» What you need to do
Output each entry exactly; skip nothing.
*** Excerpted data
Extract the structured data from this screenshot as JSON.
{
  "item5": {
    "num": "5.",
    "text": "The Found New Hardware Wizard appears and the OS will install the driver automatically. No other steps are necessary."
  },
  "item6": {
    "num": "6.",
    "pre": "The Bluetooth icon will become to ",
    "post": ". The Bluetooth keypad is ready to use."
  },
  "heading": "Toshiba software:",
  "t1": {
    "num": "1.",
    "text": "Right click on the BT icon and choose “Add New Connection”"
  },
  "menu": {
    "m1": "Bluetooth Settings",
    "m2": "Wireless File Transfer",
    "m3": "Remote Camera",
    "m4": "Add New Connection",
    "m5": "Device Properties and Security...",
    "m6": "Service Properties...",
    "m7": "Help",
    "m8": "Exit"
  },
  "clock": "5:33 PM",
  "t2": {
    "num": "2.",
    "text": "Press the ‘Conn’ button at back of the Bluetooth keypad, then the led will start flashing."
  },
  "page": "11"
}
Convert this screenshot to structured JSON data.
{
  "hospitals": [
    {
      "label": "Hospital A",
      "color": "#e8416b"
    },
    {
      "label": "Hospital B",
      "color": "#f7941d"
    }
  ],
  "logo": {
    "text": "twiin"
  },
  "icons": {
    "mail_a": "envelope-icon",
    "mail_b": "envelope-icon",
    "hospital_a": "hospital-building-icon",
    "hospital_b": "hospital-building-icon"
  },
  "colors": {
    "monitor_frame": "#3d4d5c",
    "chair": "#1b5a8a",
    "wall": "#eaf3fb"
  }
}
******
» Task solution
Extract the structured data from this screenshot as JSON.
{
  "item5": {
    "num": "5.",
    "text": "The Found New Hardware Wizard appears and the OS will install the driver automatically. No other steps are necessary."
  },
  "item6": {
    "num": "6.",
    "pre": "The Bluetooth icon will become to ",
    "post": ". The Bluetooth keypad is ready to use."
  },
  "heading": "Toshiba software:",
  "t1": {
    "num": "1.",
    "text": "Right click on the BT icon and choose “Add New Connection”"
  },
  "menu": {
    "m1": "Bluetooth Settings",
    "m2": "Wireless File Transfer",
    "m3": "Remote Camera",
    "m4": "Add New Connection",
    "m5": "Device Properties and Security...",
    "m6": "Service Properties...",
    "m7": "Help",
    "m8": "Exit"
  },
  "clock": "5:33 PM",
  "t2": {
    "num": "2.",
    "text": "Press the ‘Conn’ button at back of the Bluetooth keypad, then the led will start flashing."
  },
  "page": "11"
}
Convert this screenshot to structured JSON data.
{
  "hospitals": [
    {
      "label": "Hospital A",
      "color": "#e8416b"
    },
    {
      "label": "Hospital B",
      "color": "#f7941d"
    }
  ],
  "logo": {
    "text": "twiin"
  },
  "icons": {
    "mail_a": "envelope-icon",
    "mail_b": "envelope-icon",
    "hospital_a": "hospital-building-icon",
    "hospital_b": "hospital-building-icon"
  },
  "colors": {
    "monitor_frame": "#3d4d5c",
    "chair": "#1b5a8a",
    "wall": "#eaf3fb"
  }
}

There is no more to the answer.